> _Reading passage_:
Samar College, Inc. (Filipino: Kolehiyo ng Samar;Waray: Eskuwelahan Tersyedad han Samar) (abbreviated as SC) is a private school in Catbalogan, Samar, Philippines. It was founded in 1949 as the Samar Junior College and initially offered Elementary Teacher Certificate and Associate in Arts. Bachelor's degree programs in Education were opened in the 1950s, while the Bachelor of Science in Commerce followed in the 1980s. The college expanded its undergraduate programs throughout the years, and it eventually established the College of Graduate Studies in the late 1990s. This was also the same time that the high school and elementary departments were opened.

At present, Samar College provides programs in the elementary, junior high school, senior high school, undergraduate, and graduate levels. The college department has four academic units which offer courses in Criminology, Business Administration, Elementary and Secondary Education, English Language, and Information Technology. For college graduates who wish to pursue further studies, SC's College of Graduate Studies has an MA in Education program.

> _Objective 1_:
In the Samar College passage, copy the stretch from "At present, Samar" through "in Education program.", swapping "Criminology" for "Nursing".
> _Objective 2_:
Decide whether each statement agrees with the Samar College passage. Answer yes or no, and quote the words of the passage that settle it.
(a) The school was founded in 1949 under the name Samar Junior College.
(b) The Bachelor of Science in Commerce was opened in the 1950s.
(c) The College of Graduate Studies offers an MA in Education program.
The material is not needed for any of these tasks.

> _Dataset section_:
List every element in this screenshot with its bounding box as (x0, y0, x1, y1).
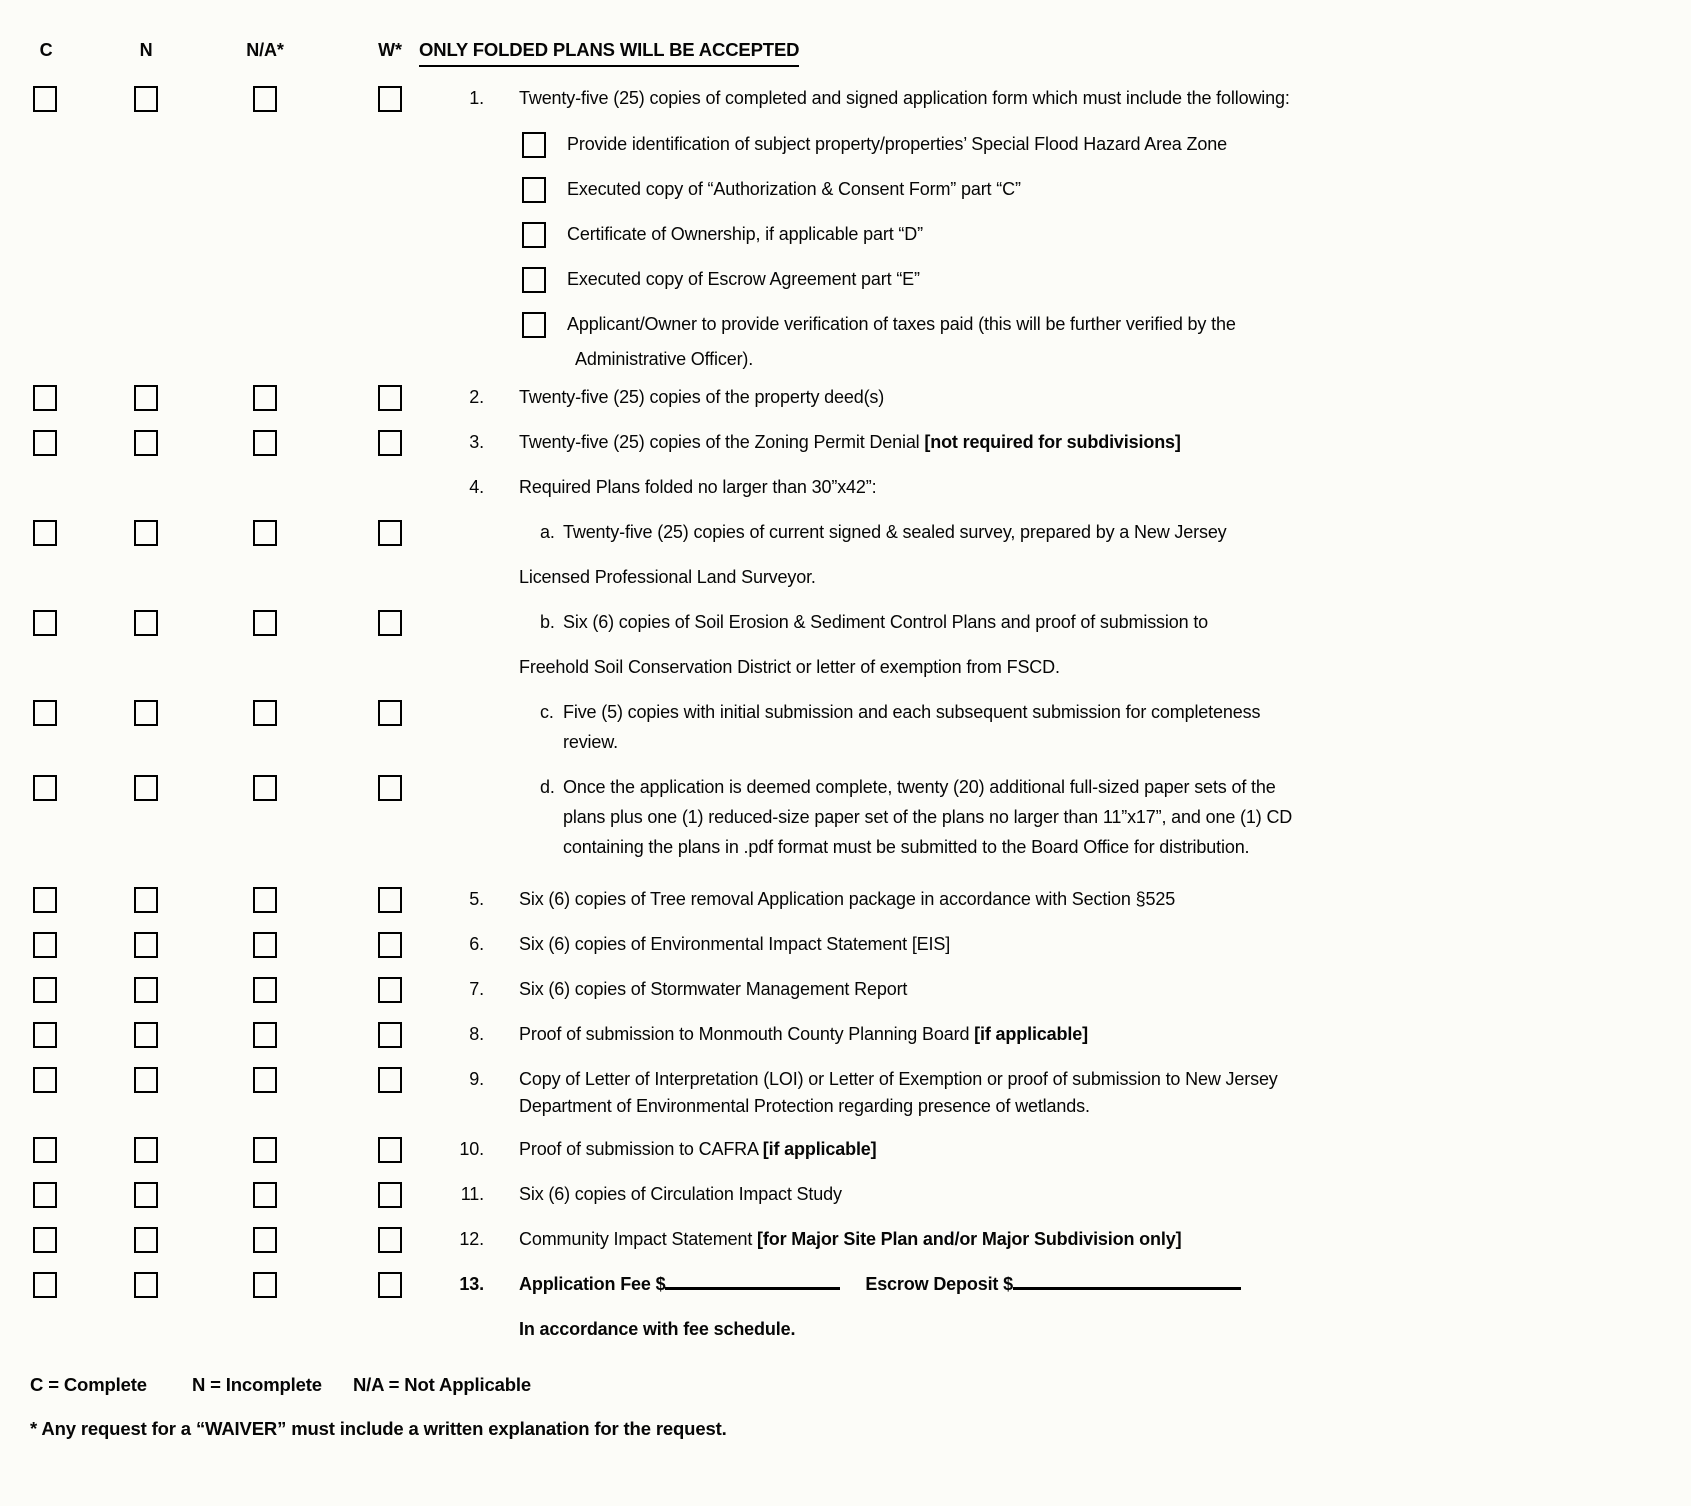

> _Complete answer 1_:
At present, Samar College provides programs in the elementary, junior high school, senior high school, undergraduate, and graduate levels. The college department has four academic units which offer courses in Nursing, Business Administration, Elementary and Secondary Education, English Language, and Information Technology. For college graduates who wish to pursue further studies, SC's College of Graduate Studies has an MA in Education program.

> _Complete answer 2_:
(a) Yes: "It was founded in 1949 as the Samar Junior College"
(b) No: "the Bachelor of Science in Commerce followed in the 1980s"
(c) Yes: "SC's College of Graduate Studies has an MA in Education program"